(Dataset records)
+++
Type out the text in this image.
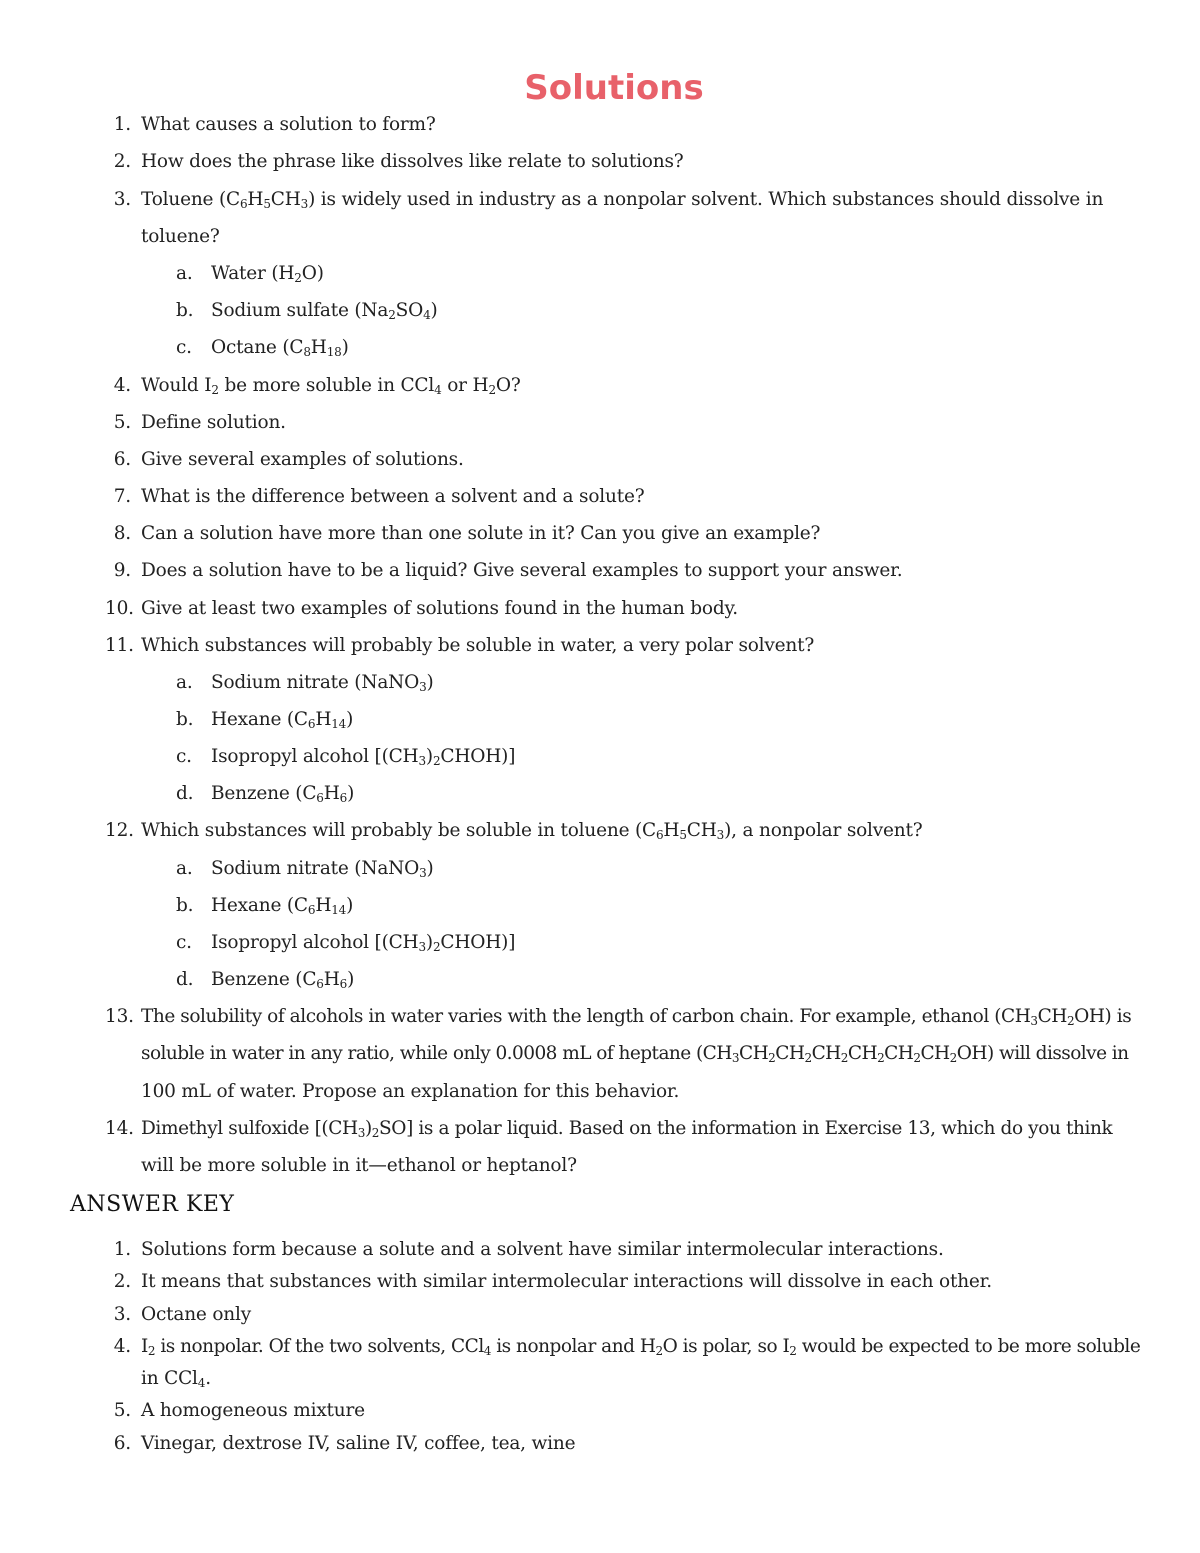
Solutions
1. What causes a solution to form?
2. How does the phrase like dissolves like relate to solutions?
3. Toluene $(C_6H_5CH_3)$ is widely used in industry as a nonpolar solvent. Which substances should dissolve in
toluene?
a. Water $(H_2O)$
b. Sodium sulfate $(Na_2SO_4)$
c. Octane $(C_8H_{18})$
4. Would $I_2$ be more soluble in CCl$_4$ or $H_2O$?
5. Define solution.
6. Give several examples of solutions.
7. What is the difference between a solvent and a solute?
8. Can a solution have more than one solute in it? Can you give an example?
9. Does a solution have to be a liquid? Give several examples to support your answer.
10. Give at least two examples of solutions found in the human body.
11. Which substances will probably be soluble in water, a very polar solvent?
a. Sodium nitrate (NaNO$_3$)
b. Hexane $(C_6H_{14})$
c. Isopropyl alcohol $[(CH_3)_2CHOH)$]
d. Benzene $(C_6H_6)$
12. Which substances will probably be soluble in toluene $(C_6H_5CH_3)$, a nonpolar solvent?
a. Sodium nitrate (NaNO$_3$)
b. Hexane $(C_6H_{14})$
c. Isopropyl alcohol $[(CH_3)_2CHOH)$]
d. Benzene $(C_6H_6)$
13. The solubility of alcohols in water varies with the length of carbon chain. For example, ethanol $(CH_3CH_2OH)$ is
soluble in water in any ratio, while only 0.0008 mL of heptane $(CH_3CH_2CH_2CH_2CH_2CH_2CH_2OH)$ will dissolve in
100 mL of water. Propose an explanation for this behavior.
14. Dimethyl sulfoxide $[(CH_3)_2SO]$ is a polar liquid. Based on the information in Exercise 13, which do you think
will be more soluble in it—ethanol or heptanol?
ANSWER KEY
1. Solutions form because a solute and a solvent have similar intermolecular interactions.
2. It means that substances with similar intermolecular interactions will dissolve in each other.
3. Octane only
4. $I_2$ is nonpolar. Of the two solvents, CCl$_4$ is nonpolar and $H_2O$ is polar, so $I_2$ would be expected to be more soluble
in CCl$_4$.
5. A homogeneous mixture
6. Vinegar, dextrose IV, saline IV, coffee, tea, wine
+++
- **Problem to solve**
Write the records above out again exactly, with no pictures in your copy.

- **Exercise response**
Type out the text in this image.
Solutions
1. What causes a solution to form?
2. How does the phrase like dissolves like relate to solutions?
3. Toluene $(C_6H_5CH_3)$ is widely used in industry as a nonpolar solvent. Which substances should dissolve in
toluene?
a. Water $(H_2O)$
b. Sodium sulfate $(Na_2SO_4)$
c. Octane $(C_8H_{18})$
4. Would $I_2$ be more soluble in CCl$_4$ or $H_2O$?
5. Define solution.
6. Give several examples of solutions.
7. What is the difference between a solvent and a solute?
8. Can a solution have more than one solute in it? Can you give an example?
9. Does a solution have to be a liquid? Give several examples to support your answer.
10. Give at least two examples of solutions found in the human body.
11. Which substances will probably be soluble in water, a very polar solvent?
a. Sodium nitrate (NaNO$_3$)
b. Hexane $(C_6H_{14})$
c. Isopropyl alcohol $[(CH_3)_2CHOH)$]
d. Benzene $(C_6H_6)$
12. Which substances will probably be soluble in toluene $(C_6H_5CH_3)$, a nonpolar solvent?
a. Sodium nitrate (NaNO$_3$)
b. Hexane $(C_6H_{14})$
c. Isopropyl alcohol $[(CH_3)_2CHOH)$]
d. Benzene $(C_6H_6)$
13. The solubility of alcohols in water varies with the length of carbon chain. For example, ethanol $(CH_3CH_2OH)$ is
soluble in water in any ratio, while only 0.0008 mL of heptane $(CH_3CH_2CH_2CH_2CH_2CH_2CH_2OH)$ will dissolve in
100 mL of water. Propose an explanation for this behavior.
14. Dimethyl sulfoxide $[(CH_3)_2SO]$ is a polar liquid. Based on the information in Exercise 13, which do you think
will be more soluble in it—ethanol or heptanol?
ANSWER KEY
1. Solutions form because a solute and a solvent have similar intermolecular interactions.
2. It means that substances with similar intermolecular interactions will dissolve in each other.
3. Octane only
4. $I_2$ is nonpolar. Of the two solvents, CCl$_4$ is nonpolar and $H_2O$ is polar, so $I_2$ would be expected to be more soluble
in CCl$_4$.
5. A homogeneous mixture
6. Vinegar, dextrose IV, saline IV, coffee, tea, wine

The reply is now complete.